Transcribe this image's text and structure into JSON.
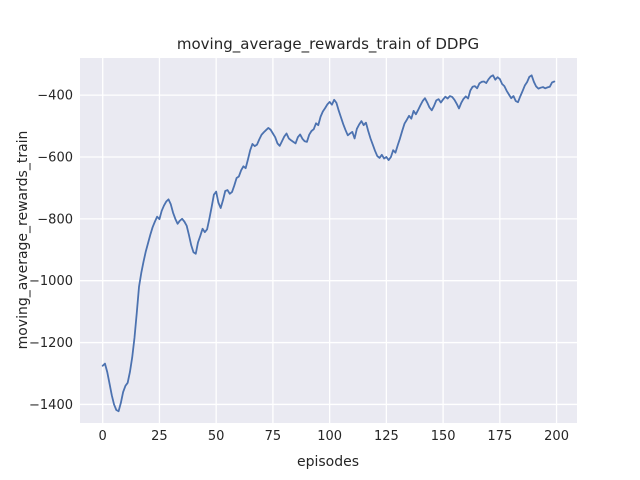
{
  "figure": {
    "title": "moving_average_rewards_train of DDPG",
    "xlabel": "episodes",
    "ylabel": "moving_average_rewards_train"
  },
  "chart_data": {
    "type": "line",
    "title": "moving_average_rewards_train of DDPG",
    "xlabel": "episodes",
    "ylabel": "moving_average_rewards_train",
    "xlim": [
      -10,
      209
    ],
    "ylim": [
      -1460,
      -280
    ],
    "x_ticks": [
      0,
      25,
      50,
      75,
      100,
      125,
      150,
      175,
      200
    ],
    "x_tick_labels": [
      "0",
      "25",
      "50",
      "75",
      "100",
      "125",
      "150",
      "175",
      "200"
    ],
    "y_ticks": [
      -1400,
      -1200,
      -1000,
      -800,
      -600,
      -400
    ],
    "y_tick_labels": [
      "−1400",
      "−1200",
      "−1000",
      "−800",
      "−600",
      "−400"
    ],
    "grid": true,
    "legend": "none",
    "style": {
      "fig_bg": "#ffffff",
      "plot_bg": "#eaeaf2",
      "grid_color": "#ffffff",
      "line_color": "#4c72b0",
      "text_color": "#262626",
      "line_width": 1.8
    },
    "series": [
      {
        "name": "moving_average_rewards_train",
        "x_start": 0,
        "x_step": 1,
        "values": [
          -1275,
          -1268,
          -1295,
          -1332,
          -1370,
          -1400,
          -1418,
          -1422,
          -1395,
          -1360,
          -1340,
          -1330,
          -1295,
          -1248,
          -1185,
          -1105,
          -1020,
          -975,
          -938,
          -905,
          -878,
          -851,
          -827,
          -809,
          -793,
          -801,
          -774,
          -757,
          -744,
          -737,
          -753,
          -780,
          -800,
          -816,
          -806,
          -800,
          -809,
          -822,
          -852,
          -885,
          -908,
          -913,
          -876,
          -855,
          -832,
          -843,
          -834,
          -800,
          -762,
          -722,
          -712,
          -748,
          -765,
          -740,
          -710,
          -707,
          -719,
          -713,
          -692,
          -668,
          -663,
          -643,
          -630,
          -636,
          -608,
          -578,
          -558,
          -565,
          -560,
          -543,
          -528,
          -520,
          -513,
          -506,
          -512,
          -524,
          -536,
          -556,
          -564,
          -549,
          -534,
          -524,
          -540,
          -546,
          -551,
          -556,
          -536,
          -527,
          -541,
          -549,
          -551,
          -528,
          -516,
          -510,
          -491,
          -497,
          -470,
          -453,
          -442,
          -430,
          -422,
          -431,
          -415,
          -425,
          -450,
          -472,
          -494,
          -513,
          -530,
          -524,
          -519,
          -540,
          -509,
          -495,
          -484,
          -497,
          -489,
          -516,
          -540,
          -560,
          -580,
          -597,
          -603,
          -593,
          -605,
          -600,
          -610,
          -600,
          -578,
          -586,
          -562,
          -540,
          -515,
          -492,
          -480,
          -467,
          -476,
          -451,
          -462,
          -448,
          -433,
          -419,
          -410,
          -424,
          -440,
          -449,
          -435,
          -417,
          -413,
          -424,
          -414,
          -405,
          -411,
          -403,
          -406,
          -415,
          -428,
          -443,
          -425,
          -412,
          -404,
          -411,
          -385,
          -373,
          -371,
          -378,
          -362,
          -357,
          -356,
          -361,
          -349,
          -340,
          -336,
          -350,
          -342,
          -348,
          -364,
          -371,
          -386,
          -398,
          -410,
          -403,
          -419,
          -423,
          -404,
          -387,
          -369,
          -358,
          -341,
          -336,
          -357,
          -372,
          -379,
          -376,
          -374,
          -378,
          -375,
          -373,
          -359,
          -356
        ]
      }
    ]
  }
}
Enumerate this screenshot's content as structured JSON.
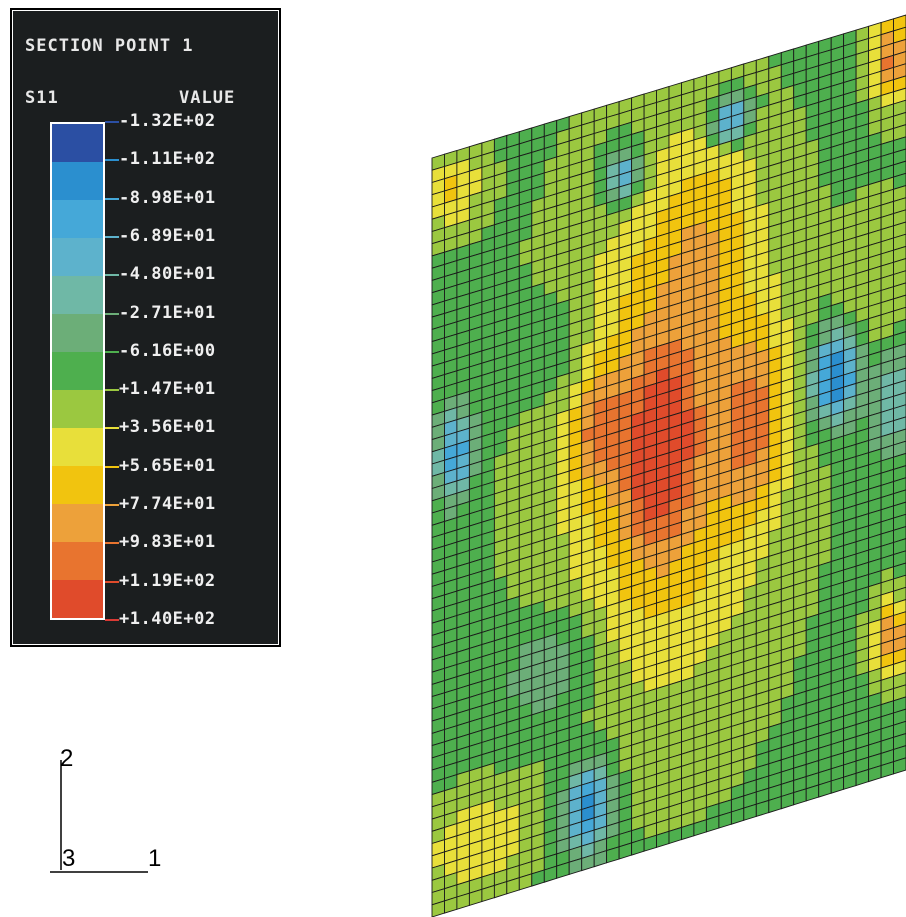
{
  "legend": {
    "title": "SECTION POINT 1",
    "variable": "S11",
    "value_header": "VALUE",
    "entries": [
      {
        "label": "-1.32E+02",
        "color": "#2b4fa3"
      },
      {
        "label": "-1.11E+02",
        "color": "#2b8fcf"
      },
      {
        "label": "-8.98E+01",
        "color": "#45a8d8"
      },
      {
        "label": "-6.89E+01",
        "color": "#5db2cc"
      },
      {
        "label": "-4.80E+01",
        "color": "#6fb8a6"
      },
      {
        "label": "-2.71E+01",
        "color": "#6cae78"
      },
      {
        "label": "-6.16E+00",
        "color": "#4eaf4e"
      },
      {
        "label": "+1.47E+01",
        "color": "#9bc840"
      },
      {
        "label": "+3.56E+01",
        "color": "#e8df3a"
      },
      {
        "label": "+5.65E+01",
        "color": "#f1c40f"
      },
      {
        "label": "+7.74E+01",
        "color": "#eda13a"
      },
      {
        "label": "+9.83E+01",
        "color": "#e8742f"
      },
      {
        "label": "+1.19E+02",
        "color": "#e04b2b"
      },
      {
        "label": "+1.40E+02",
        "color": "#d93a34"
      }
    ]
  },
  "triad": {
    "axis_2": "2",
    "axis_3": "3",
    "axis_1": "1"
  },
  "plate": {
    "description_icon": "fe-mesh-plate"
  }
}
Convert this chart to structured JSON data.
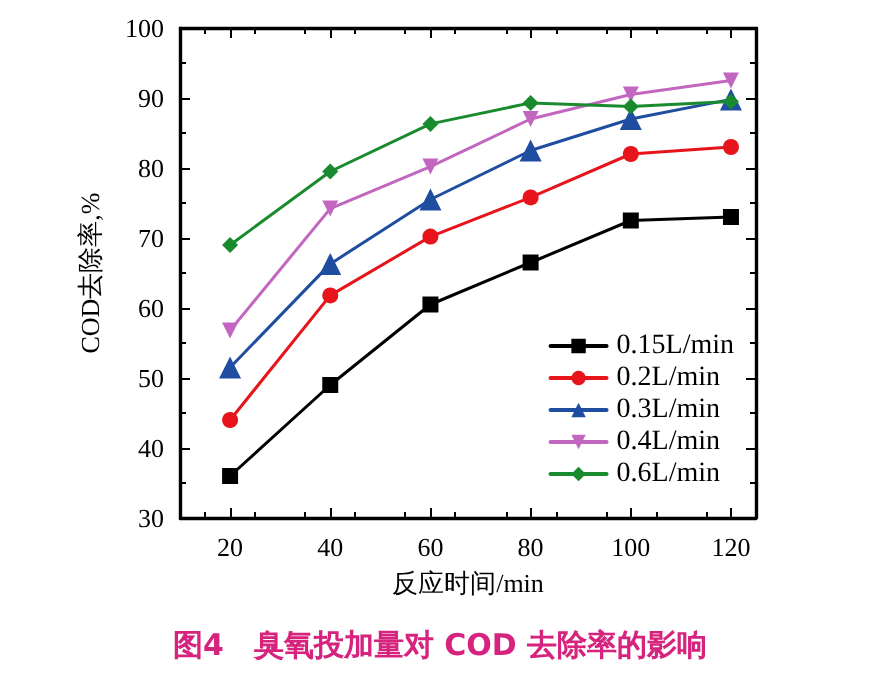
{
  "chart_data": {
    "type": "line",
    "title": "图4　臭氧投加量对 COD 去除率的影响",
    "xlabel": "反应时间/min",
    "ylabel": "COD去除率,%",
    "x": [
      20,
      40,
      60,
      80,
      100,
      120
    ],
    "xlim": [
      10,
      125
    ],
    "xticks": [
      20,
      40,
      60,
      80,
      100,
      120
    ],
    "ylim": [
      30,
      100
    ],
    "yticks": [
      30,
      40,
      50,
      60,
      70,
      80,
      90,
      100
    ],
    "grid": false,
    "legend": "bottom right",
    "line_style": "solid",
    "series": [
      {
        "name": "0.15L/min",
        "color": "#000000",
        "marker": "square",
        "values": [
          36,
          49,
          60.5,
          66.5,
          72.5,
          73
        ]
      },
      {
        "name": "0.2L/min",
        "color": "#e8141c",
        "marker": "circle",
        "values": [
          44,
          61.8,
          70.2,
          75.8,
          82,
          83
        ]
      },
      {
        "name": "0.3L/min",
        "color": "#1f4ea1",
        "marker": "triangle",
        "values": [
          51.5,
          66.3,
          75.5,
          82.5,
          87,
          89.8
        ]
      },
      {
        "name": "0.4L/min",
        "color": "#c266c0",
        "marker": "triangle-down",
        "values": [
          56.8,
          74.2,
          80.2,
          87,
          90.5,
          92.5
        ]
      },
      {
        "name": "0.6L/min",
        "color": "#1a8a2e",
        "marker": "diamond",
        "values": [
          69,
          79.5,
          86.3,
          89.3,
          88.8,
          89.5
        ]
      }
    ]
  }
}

=====

Your objective —
Using the listing above, locate the lines that hold "ylabel" and copy each one.

The solution —
    "ylabel": "moving_average_rewards_train"
    "ylabel": "moving_average_rewards_train",
    "ylabel": "COD去除率,%",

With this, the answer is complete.